Collected data entries:
++++++++++++++++++++

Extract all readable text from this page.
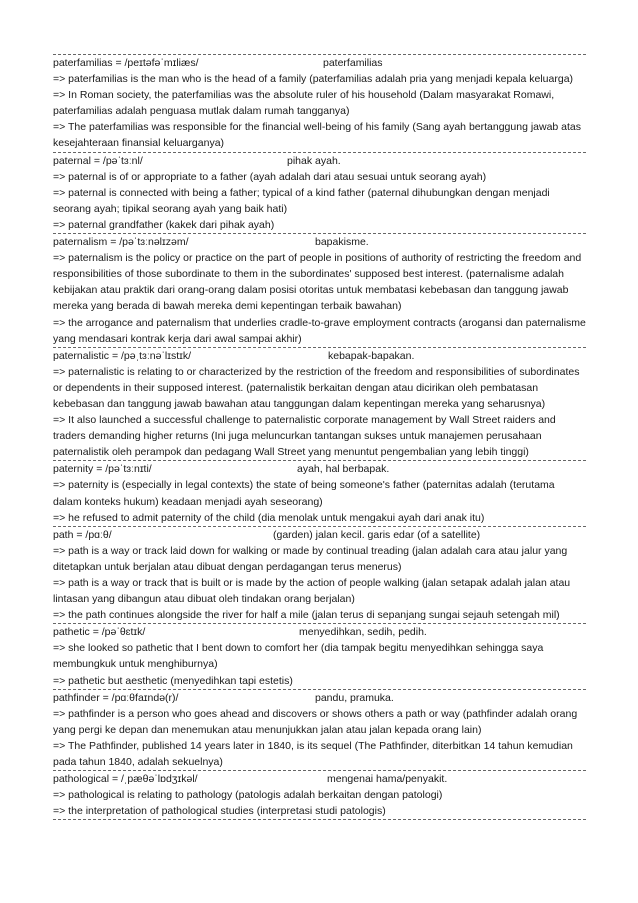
paterfamilias = /peɪtəfəˈmɪliæs/	paterfamilias

=> paterfamilias is the man who is the head of a family (paterfamilias adalah pria yang menjadi kepala keluarga)

=> In Roman society, the paterfamilias was the absolute ruler of his household (Dalam masyarakat Romawi, paterfamilias adalah penguasa mutlak dalam rumah tangganya)

=> The paterfamilias was responsible for the financial well-being of his family (Sang ayah bertanggung jawab atas kesejahteraan finansial keluarganya)

paternal = /pəˈtɜːnl/	pihak ayah.

=> paternal is of or appropriate to a father (ayah adalah dari atau sesuai untuk seorang ayah)

=> paternal is connected with being a father; typical of a kind father (paternal dihubungkan dengan menjadi seorang ayah; tipikal seorang ayah yang baik hati)

=> paternal grandfather (kakek dari pihak ayah)

paternalism = /pəˈtɜːnəlɪzəm/	bapakisme.

=> paternalism is the policy or practice on the part of people in positions of authority of restricting the freedom and responsibilities of those subordinate to them in the subordinates' supposed best interest. (paternalisme adalah kebijakan atau praktik dari orang-orang dalam posisi otoritas untuk membatasi kebebasan dan tanggung jawab mereka yang berada di bawah mereka demi kepentingan terbaik bawahan)

=> the arrogance and paternalism that underlies cradle-to-grave employment contracts (arogansi dan paternalisme yang mendasari kontrak kerja dari awal sampai akhir)

paternalistic = /pəˌtɜːnəˈlɪstɪk/	kebapak-bapakan.

=> paternalistic is relating to or characterized by the restriction of the freedom and responsibilities of subordinates or dependents in their supposed interest. (paternalistik berkaitan dengan atau dicirikan oleh pembatasan kebebasan dan tanggung jawab bawahan atau tanggungan dalam kepentingan mereka yang seharusnya)

=> It also launched a successful challenge to paternalistic corporate management by Wall Street raiders and traders demanding higher returns (Ini juga meluncurkan tantangan sukses untuk manajemen perusahaan paternalistik oleh perampok dan pedagang Wall Street yang menuntut pengembalian yang lebih tinggi)

paternity = /pəˈtɜːnɪti/	ayah, hal berbapak.

=> paternity is (especially in legal contexts) the state of being someone's father (paternitas adalah (terutama dalam konteks hukum) keadaan menjadi ayah seseorang)

=> he refused to admit paternity of the child (dia menolak untuk mengakui ayah dari anak itu)

path = /pɑːθ/	(garden) jalan kecil. garis edar (of a satellite)

=> path is a way or track laid down for walking or made by continual treading (jalan adalah cara atau jalur yang ditetapkan untuk berjalan atau dibuat dengan perdagangan terus menerus)

=> path is a way or track that is built or is made by the action of people walking (jalan setapak adalah jalan atau lintasan yang dibangun atau dibuat oleh tindakan orang berjalan)

=> the path continues alongside the river for half a mile (jalan terus di sepanjang sungai sejauh setengah mil)

pathetic = /pəˈθɛtɪk/	menyedihkan, sedih, pedih.

=> she looked so pathetic that I bent down to comfort her (dia tampak begitu menyedihkan sehingga saya membungkuk untuk menghiburnya)

=> pathetic but aesthetic (menyedihkan tapi estetis)

pathfinder = /pɑːθfaɪndə(r)/	pandu, pramuka.

=> pathfinder is a person who goes ahead and discovers or shows others a path or way (pathfinder adalah orang yang pergi ke depan dan menemukan atau menunjukkan jalan atau jalan kepada orang lain)

=> The Pathfinder, published 14 years later in 1840, is its sequel (The Pathfinder, diterbitkan 14 tahun kemudian pada tahun 1840, adalah sekuelnya)

pathological = /ˌpæθəˈlɒdʒɪkəl/	mengenai hama/penyakit.

=> pathological is relating to pathology (patologis adalah berkaitan dengan patologi)

=> the interpretation of pathological studies (interpretasi studi patologis)
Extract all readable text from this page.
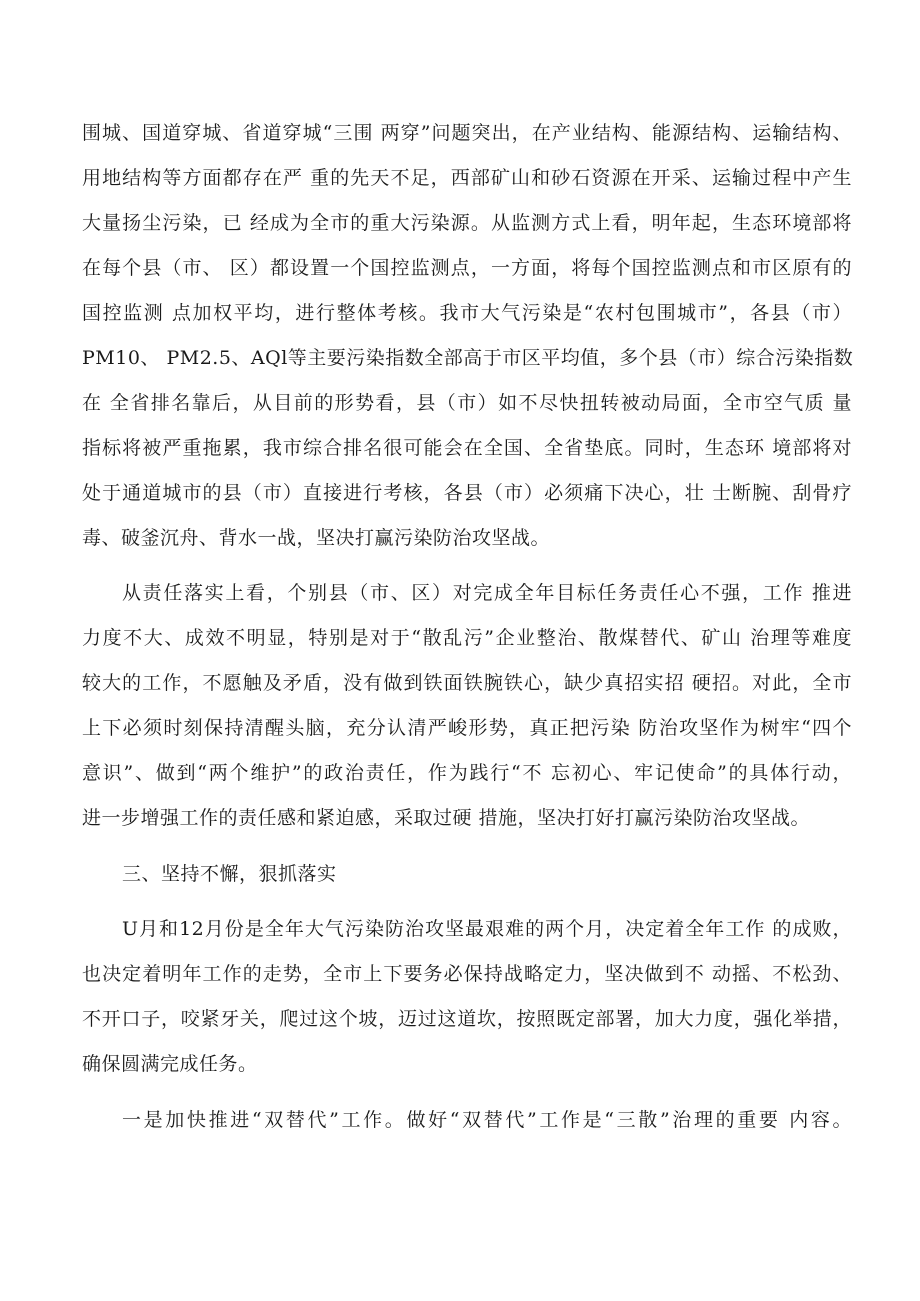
围城、国道穿城、省道穿城“三围 两穿”问题突出，在产业结构、能源结构、运输结构、
用地结构等方面都存在严 重的先天不足，西部矿山和砂石资源在开采、运输过程中产生
大量扬尘污染，已 经成为全市的重大污染源。从监测方式上看，明年起，生态环境部将
在每个县（市、 区）都设置一个国控监测点，一方面，将每个国控监测点和市区原有的
国控监测 点加权平均，进行整体考核。我市大气污染是“农村包围城市”，各县（市）
PM10、 PM2.5、AQl等主要污染指数全部高于市区平均值，多个县（市）综合污染指数
在 全省排名靠后，从目前的形势看，县（市）如不尽快扭转被动局面，全市空气质 量
指标将被严重拖累，我市综合排名很可能会在全国、全省垫底。同时，生态环 境部将对
处于通道城市的县（市）直接进行考核，各县（市）必须痛下决心，壮 士断腕、刮骨疗
毒、破釜沉舟、背水一战，坚决打赢污染防治攻坚战。
从责任落实上看，个别县（市、区）对完成全年目标任务责任心不强，工作 推进
力度不大、成效不明显，特别是对于“散乱污”企业整治、散煤替代、矿山 治理等难度
较大的工作，不愿触及矛盾，没有做到铁面铁腕铁心，缺少真招实招 硬招。对此，全市
上下必须时刻保持清醒头脑，充分认清严峻形势，真正把污染 防治攻坚作为树牢“四个
意识”、做到“两个维护”的政治责任，作为践行“不 忘初心、牢记使命”的具体行动，
进一步增强工作的责任感和紧迫感，采取过硬 措施，坚决打好打赢污染防治攻坚战。
三、坚持不懈，狠抓落实
U月和12月份是全年大气污染防治攻坚最艰难的两个月，决定着全年工作 的成败，
也决定着明年工作的走势，全市上下要务必保持战略定力，坚决做到不 动摇、不松劲、
不开口子，咬紧牙关，爬过这个坡，迈过这道坎，按照既定部署，加大力度，强化举措，
确保圆满完成任务。
一是加快推进“双替代”工作。做好“双替代”工作是“三散”治理的重要 内容。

++++++++++++++++++++

• INSTRUCTIONS TO FOLLOW
Strip the images and reproduce the remaining records precisely.

• SOLUTION TO THE PROBLEM
Extract all readable text from this page.
paterfamilias = /peɪtəfəˈmɪliæs/	paterfamilias

=> paterfamilias is the man who is the head of a family (paterfamilias adalah pria yang menjadi kepala keluarga)

=> In Roman society, the paterfamilias was the absolute ruler of his household (Dalam masyarakat Romawi, paterfamilias adalah penguasa mutlak dalam rumah tangganya)

=> The paterfamilias was responsible for the financial well-being of his family (Sang ayah bertanggung jawab atas kesejahteraan finansial keluarganya)

paternal = /pəˈtɜːnl/	pihak ayah.

=> paternal is of or appropriate to a father (ayah adalah dari atau sesuai untuk seorang ayah)

=> paternal is connected with being a father; typical of a kind father (paternal dihubungkan dengan menjadi seorang ayah; tipikal seorang ayah yang baik hati)

=> paternal grandfather (kakek dari pihak ayah)

paternalism = /pəˈtɜːnəlɪzəm/	bapakisme.

=> paternalism is the policy or practice on the part of people in positions of authority of restricting the freedom and responsibilities of those subordinate to them in the subordinates' supposed best interest. (paternalisme adalah kebijakan atau praktik dari orang-orang dalam posisi otoritas untuk membatasi kebebasan dan tanggung jawab mereka yang berada di bawah mereka demi kepentingan terbaik bawahan)

=> the arrogance and paternalism that underlies cradle-to-grave employment contracts (arogansi dan paternalisme yang mendasari kontrak kerja dari awal sampai akhir)

paternalistic = /pəˌtɜːnəˈlɪstɪk/	kebapak-bapakan.

=> paternalistic is relating to or characterized by the restriction of the freedom and responsibilities of subordinates or dependents in their supposed interest. (paternalistik berkaitan dengan atau dicirikan oleh pembatasan kebebasan dan tanggung jawab bawahan atau tanggungan dalam kepentingan mereka yang seharusnya)

=> It also launched a successful challenge to paternalistic corporate management by Wall Street raiders and traders demanding higher returns (Ini juga meluncurkan tantangan sukses untuk manajemen perusahaan paternalistik oleh perampok dan pedagang Wall Street yang menuntut pengembalian yang lebih tinggi)

paternity = /pəˈtɜːnɪti/	ayah, hal berbapak.

=> paternity is (especially in legal contexts) the state of being someone's father (paternitas adalah (terutama dalam konteks hukum) keadaan menjadi ayah seseorang)

=> he refused to admit paternity of the child (dia menolak untuk mengakui ayah dari anak itu)

path = /pɑːθ/	(garden) jalan kecil. garis edar (of a satellite)

=> path is a way or track laid down for walking or made by continual treading (jalan adalah cara atau jalur yang ditetapkan untuk berjalan atau dibuat dengan perdagangan terus menerus)

=> path is a way or track that is built or is made by the action of people walking (jalan setapak adalah jalan atau lintasan yang dibangun atau dibuat oleh tindakan orang berjalan)

=> the path continues alongside the river for half a mile (jalan terus di sepanjang sungai sejauh setengah mil)

pathetic = /pəˈθɛtɪk/	menyedihkan, sedih, pedih.

=> she looked so pathetic that I bent down to comfort her (dia tampak begitu menyedihkan sehingga saya membungkuk untuk menghiburnya)

=> pathetic but aesthetic (menyedihkan tapi estetis)

pathfinder = /pɑːθfaɪndə(r)/	pandu, pramuka.

=> pathfinder is a person who goes ahead and discovers or shows others a path or way (pathfinder adalah orang yang pergi ke depan dan menemukan atau menunjukkan jalan atau jalan kepada orang lain)

=> The Pathfinder, published 14 years later in 1840, is its sequel (The Pathfinder, diterbitkan 14 tahun kemudian pada tahun 1840, adalah sekuelnya)

pathological = /ˌpæθəˈlɒdʒɪkəl/	mengenai hama/penyakit.

=> pathological is relating to pathology (patologis adalah berkaitan dengan patologi)

=> the interpretation of pathological studies (interpretasi studi patologis)
Extract all readable text from this page.
围城、国道穿城、省道穿城“三围 两穿”问题突出，在产业结构、能源结构、运输结构、
用地结构等方面都存在严 重的先天不足，西部矿山和砂石资源在开采、运输过程中产生
大量扬尘污染，已 经成为全市的重大污染源。从监测方式上看，明年起，生态环境部将
在每个县（市、 区）都设置一个国控监测点，一方面，将每个国控监测点和市区原有的
国控监测 点加权平均，进行整体考核。我市大气污染是“农村包围城市”，各县（市）
PM10、 PM2.5、AQl等主要污染指数全部高于市区平均值，多个县（市）综合污染指数
在 全省排名靠后，从目前的形势看，县（市）如不尽快扭转被动局面，全市空气质 量
指标将被严重拖累，我市综合排名很可能会在全国、全省垫底。同时，生态环 境部将对
处于通道城市的县（市）直接进行考核，各县（市）必须痛下决心，壮 士断腕、刮骨疗
毒、破釜沉舟、背水一战，坚决打赢污染防治攻坚战。
从责任落实上看，个别县（市、区）对完成全年目标任务责任心不强，工作 推进
力度不大、成效不明显，特别是对于“散乱污”企业整治、散煤替代、矿山 治理等难度
较大的工作，不愿触及矛盾，没有做到铁面铁腕铁心，缺少真招实招 硬招。对此，全市
上下必须时刻保持清醒头脑，充分认清严峻形势，真正把污染 防治攻坚作为树牢“四个
意识”、做到“两个维护”的政治责任，作为践行“不 忘初心、牢记使命”的具体行动，
进一步增强工作的责任感和紧迫感，采取过硬 措施，坚决打好打赢污染防治攻坚战。
三、坚持不懈，狠抓落实
U月和12月份是全年大气污染防治攻坚最艰难的两个月，决定着全年工作 的成败，
也决定着明年工作的走势，全市上下要务必保持战略定力，坚决做到不 动摇、不松劲、
不开口子，咬紧牙关，爬过这个坡，迈过这道坎，按照既定部署，加大力度，强化举措，
确保圆满完成任务。
一是加快推进“双替代”工作。做好“双替代”工作是“三散”治理的重要 内容。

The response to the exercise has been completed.